## Objective
Retype each record shown below, leaving every character as it is.

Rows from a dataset
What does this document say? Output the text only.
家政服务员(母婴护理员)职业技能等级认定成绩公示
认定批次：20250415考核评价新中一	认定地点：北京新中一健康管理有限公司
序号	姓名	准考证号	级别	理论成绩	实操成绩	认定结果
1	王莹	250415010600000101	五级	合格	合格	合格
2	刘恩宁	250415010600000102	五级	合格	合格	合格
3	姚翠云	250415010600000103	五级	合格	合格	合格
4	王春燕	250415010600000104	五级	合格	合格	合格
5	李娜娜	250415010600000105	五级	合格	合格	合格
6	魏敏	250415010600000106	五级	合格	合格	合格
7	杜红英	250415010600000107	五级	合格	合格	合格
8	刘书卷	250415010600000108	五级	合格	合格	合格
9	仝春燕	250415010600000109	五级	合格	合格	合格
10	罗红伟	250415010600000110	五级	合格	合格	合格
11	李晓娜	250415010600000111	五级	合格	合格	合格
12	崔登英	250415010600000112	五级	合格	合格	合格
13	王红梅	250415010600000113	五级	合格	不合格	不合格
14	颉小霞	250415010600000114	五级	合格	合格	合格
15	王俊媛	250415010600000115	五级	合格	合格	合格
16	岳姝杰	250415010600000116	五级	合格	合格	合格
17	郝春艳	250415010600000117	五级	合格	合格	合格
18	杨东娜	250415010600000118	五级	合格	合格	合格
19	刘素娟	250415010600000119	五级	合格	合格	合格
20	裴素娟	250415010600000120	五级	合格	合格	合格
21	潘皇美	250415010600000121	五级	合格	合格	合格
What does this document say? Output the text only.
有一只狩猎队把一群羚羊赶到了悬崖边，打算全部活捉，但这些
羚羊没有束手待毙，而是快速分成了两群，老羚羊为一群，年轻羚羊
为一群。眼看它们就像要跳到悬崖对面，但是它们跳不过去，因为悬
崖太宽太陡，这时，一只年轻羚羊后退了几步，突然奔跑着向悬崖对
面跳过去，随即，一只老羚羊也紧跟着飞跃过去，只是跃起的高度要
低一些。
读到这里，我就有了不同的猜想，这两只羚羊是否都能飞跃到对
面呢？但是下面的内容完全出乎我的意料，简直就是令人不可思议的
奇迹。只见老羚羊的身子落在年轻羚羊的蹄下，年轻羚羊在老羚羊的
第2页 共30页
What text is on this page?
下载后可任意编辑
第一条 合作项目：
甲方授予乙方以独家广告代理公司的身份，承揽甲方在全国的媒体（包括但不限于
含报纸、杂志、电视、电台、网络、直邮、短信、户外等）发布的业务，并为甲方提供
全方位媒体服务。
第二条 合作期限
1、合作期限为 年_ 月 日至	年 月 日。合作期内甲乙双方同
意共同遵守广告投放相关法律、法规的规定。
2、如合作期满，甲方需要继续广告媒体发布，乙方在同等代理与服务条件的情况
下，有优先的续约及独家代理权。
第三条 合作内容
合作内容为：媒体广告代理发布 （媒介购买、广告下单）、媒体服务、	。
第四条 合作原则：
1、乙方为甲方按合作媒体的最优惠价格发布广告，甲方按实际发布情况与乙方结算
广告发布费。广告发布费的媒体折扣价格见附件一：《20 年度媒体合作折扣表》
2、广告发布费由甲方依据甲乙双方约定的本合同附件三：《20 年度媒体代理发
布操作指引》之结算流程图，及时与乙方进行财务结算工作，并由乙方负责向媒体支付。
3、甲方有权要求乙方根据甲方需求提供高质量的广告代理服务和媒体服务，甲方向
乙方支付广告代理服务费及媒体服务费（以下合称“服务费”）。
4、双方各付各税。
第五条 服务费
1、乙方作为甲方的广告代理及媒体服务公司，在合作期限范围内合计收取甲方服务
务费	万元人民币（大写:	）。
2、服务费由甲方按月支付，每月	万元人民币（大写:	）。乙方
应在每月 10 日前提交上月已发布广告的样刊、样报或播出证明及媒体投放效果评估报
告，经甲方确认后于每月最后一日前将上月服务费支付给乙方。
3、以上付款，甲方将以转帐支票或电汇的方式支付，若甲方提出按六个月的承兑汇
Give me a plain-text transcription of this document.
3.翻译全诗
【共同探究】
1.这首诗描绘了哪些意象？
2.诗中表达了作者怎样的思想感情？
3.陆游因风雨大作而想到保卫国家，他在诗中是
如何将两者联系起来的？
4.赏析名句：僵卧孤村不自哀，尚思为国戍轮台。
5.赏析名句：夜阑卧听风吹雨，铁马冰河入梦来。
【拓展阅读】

## Result
What does this document say? Output the text only.
家政服务员(母婴护理员)职业技能等级认定成绩公示
认定批次：20250415考核评价新中一	认定地点：北京新中一健康管理有限公司
序号	姓名	准考证号	级别	理论成绩	实操成绩	认定结果
1	王莹	250415010600000101	五级	合格	合格	合格
2	刘恩宁	250415010600000102	五级	合格	合格	合格
3	姚翠云	250415010600000103	五级	合格	合格	合格
4	王春燕	250415010600000104	五级	合格	合格	合格
5	李娜娜	250415010600000105	五级	合格	合格	合格
6	魏敏	250415010600000106	五级	合格	合格	合格
7	杜红英	250415010600000107	五级	合格	合格	合格
8	刘书卷	250415010600000108	五级	合格	合格	合格
9	仝春燕	250415010600000109	五级	合格	合格	合格
10	罗红伟	250415010600000110	五级	合格	合格	合格
11	李晓娜	250415010600000111	五级	合格	合格	合格
12	崔登英	250415010600000112	五级	合格	合格	合格
13	王红梅	250415010600000113	五级	合格	不合格	不合格
14	颉小霞	250415010600000114	五级	合格	合格	合格
15	王俊媛	250415010600000115	五级	合格	合格	合格
16	岳姝杰	250415010600000116	五级	合格	合格	合格
17	郝春艳	250415010600000117	五级	合格	合格	合格
18	杨东娜	250415010600000118	五级	合格	合格	合格
19	刘素娟	250415010600000119	五级	合格	合格	合格
20	裴素娟	250415010600000120	五级	合格	合格	合格
21	潘皇美	250415010600000121	五级	合格	合格	合格
What does this document say? Output the text only.
有一只狩猎队把一群羚羊赶到了悬崖边，打算全部活捉，但这些
羚羊没有束手待毙，而是快速分成了两群，老羚羊为一群，年轻羚羊
为一群。眼看它们就像要跳到悬崖对面，但是它们跳不过去，因为悬
崖太宽太陡，这时，一只年轻羚羊后退了几步，突然奔跑着向悬崖对
面跳过去，随即，一只老羚羊也紧跟着飞跃过去，只是跃起的高度要
低一些。
读到这里，我就有了不同的猜想，这两只羚羊是否都能飞跃到对
面呢？但是下面的内容完全出乎我的意料，简直就是令人不可思议的
奇迹。只见老羚羊的身子落在年轻羚羊的蹄下，年轻羚羊在老羚羊的
第2页 共30页
What text is on this page?
下载后可任意编辑
第一条 合作项目：
甲方授予乙方以独家广告代理公司的身份，承揽甲方在全国的媒体（包括但不限于
含报纸、杂志、电视、电台、网络、直邮、短信、户外等）发布的业务，并为甲方提供
全方位媒体服务。
第二条 合作期限
1、合作期限为 年_ 月 日至	年 月 日。合作期内甲乙双方同
意共同遵守广告投放相关法律、法规的规定。
2、如合作期满，甲方需要继续广告媒体发布，乙方在同等代理与服务条件的情况
下，有优先的续约及独家代理权。
第三条 合作内容
合作内容为：媒体广告代理发布 （媒介购买、广告下单）、媒体服务、	。
第四条 合作原则：
1、乙方为甲方按合作媒体的最优惠价格发布广告，甲方按实际发布情况与乙方结算
广告发布费。广告发布费的媒体折扣价格见附件一：《20 年度媒体合作折扣表》
2、广告发布费由甲方依据甲乙双方约定的本合同附件三：《20 年度媒体代理发
布操作指引》之结算流程图，及时与乙方进行财务结算工作，并由乙方负责向媒体支付。
3、甲方有权要求乙方根据甲方需求提供高质量的广告代理服务和媒体服务，甲方向
乙方支付广告代理服务费及媒体服务费（以下合称“服务费”）。
4、双方各付各税。
第五条 服务费
1、乙方作为甲方的广告代理及媒体服务公司，在合作期限范围内合计收取甲方服务
务费	万元人民币（大写:	）。
2、服务费由甲方按月支付，每月	万元人民币（大写:	）。乙方
应在每月 10 日前提交上月已发布广告的样刊、样报或播出证明及媒体投放效果评估报
告，经甲方确认后于每月最后一日前将上月服务费支付给乙方。
3、以上付款，甲方将以转帐支票或电汇的方式支付，若甲方提出按六个月的承兑汇
Give me a plain-text transcription of this document.
3.翻译全诗
【共同探究】
1.这首诗描绘了哪些意象？
2.诗中表达了作者怎样的思想感情？
3.陆游因风雨大作而想到保卫国家，他在诗中是
如何将两者联系起来的？
4.赏析名句：僵卧孤村不自哀，尚思为国戍轮台。
5.赏析名句：夜阑卧听风吹雨，铁马冰河入梦来。
【拓展阅读】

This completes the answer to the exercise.